Data entries:
· · · · ·
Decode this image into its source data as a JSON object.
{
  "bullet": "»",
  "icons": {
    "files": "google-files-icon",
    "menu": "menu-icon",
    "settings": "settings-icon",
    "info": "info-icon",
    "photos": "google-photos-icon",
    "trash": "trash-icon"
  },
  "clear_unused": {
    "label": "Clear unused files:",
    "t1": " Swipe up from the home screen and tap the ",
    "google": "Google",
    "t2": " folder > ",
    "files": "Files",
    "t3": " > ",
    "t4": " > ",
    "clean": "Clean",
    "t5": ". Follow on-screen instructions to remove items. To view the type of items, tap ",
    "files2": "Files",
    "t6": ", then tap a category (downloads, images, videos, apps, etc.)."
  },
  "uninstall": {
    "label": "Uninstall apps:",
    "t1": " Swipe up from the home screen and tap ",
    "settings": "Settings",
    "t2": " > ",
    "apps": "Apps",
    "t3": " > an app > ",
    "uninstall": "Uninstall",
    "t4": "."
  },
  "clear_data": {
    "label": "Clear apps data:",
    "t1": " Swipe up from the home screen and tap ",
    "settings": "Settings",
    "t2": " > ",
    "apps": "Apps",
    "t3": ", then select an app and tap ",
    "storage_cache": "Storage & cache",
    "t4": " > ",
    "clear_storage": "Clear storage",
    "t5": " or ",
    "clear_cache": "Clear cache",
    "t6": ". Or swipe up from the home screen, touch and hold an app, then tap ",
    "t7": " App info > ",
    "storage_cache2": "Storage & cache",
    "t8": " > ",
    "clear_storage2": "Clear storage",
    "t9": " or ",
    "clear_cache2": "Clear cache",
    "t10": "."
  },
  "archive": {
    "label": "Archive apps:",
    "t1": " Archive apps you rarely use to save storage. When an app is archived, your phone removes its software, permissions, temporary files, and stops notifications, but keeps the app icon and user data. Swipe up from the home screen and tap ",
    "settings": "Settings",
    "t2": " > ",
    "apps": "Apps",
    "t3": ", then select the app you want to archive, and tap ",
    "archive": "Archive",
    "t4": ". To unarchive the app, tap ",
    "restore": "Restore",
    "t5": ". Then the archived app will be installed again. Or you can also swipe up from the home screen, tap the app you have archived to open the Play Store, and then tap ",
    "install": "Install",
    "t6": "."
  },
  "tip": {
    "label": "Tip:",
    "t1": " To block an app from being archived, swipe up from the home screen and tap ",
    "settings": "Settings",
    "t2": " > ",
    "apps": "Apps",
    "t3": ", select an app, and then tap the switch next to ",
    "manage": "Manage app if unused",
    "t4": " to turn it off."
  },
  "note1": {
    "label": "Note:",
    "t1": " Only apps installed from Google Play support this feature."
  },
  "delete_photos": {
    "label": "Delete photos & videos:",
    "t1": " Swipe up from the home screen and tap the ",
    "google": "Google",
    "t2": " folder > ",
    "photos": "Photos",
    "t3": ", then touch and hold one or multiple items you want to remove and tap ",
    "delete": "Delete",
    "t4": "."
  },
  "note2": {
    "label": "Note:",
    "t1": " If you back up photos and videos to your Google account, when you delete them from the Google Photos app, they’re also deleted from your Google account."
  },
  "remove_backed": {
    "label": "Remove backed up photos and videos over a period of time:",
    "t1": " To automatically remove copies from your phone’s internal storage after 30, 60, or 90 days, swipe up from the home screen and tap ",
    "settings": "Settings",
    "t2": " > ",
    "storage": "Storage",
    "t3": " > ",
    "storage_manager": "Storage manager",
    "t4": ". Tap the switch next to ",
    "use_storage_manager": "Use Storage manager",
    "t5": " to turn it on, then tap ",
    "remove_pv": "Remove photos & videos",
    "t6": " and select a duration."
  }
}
· · · · ·
| What is asked |
Write out the records above again, keeping each one identical to the original.

| Expected answer |
Decode this image into its source data as a JSON object.
{
  "bullet": "»",
  "icons": {
    "files": "google-files-icon",
    "menu": "menu-icon",
    "settings": "settings-icon",
    "info": "info-icon",
    "photos": "google-photos-icon",
    "trash": "trash-icon"
  },
  "clear_unused": {
    "label": "Clear unused files:",
    "t1": " Swipe up from the home screen and tap the ",
    "google": "Google",
    "t2": " folder > ",
    "files": "Files",
    "t3": " > ",
    "t4": " > ",
    "clean": "Clean",
    "t5": ". Follow on-screen instructions to remove items. To view the type of items, tap ",
    "files2": "Files",
    "t6": ", then tap a category (downloads, images, videos, apps, etc.)."
  },
  "uninstall": {
    "label": "Uninstall apps:",
    "t1": " Swipe up from the home screen and tap ",
    "settings": "Settings",
    "t2": " > ",
    "apps": "Apps",
    "t3": " > an app > ",
    "uninstall": "Uninstall",
    "t4": "."
  },
  "clear_data": {
    "label": "Clear apps data:",
    "t1": " Swipe up from the home screen and tap ",
    "settings": "Settings",
    "t2": " > ",
    "apps": "Apps",
    "t3": ", then select an app and tap ",
    "storage_cache": "Storage & cache",
    "t4": " > ",
    "clear_storage": "Clear storage",
    "t5": " or ",
    "clear_cache": "Clear cache",
    "t6": ". Or swipe up from the home screen, touch and hold an app, then tap ",
    "t7": " App info > ",
    "storage_cache2": "Storage & cache",
    "t8": " > ",
    "clear_storage2": "Clear storage",
    "t9": " or ",
    "clear_cache2": "Clear cache",
    "t10": "."
  },
  "archive": {
    "label": "Archive apps:",
    "t1": " Archive apps you rarely use to save storage. When an app is archived, your phone removes its software, permissions, temporary files, and stops notifications, but keeps the app icon and user data. Swipe up from the home screen and tap ",
    "settings": "Settings",
    "t2": " > ",
    "apps": "Apps",
    "t3": ", then select the app you want to archive, and tap ",
    "archive": "Archive",
    "t4": ". To unarchive the app, tap ",
    "restore": "Restore",
    "t5": ". Then the archived app will be installed again. Or you can also swipe up from the home screen, tap the app you have archived to open the Play Store, and then tap ",
    "install": "Install",
    "t6": "."
  },
  "tip": {
    "label": "Tip:",
    "t1": " To block an app from being archived, swipe up from the home screen and tap ",
    "settings": "Settings",
    "t2": " > ",
    "apps": "Apps",
    "t3": ", select an app, and then tap the switch next to ",
    "manage": "Manage app if unused",
    "t4": " to turn it off."
  },
  "note1": {
    "label": "Note:",
    "t1": " Only apps installed from Google Play support this feature."
  },
  "delete_photos": {
    "label": "Delete photos & videos:",
    "t1": " Swipe up from the home screen and tap the ",
    "google": "Google",
    "t2": " folder > ",
    "photos": "Photos",
    "t3": ", then touch and hold one or multiple items you want to remove and tap ",
    "delete": "Delete",
    "t4": "."
  },
  "note2": {
    "label": "Note:",
    "t1": " If you back up photos and videos to your Google account, when you delete them from the Google Photos app, they’re also deleted from your Google account."
  },
  "remove_backed": {
    "label": "Remove backed up photos and videos over a period of time:",
    "t1": " To automatically remove copies from your phone’s internal storage after 30, 60, or 90 days, swipe up from the home screen and tap ",
    "settings": "Settings",
    "t2": " > ",
    "storage": "Storage",
    "t3": " > ",
    "storage_manager": "Storage manager",
    "t4": ". Tap the switch next to ",
    "use_storage_manager": "Use Storage manager",
    "t5": " to turn it on, then tap ",
    "remove_pv": "Remove photos & videos",
    "t6": " and select a duration."
  }
}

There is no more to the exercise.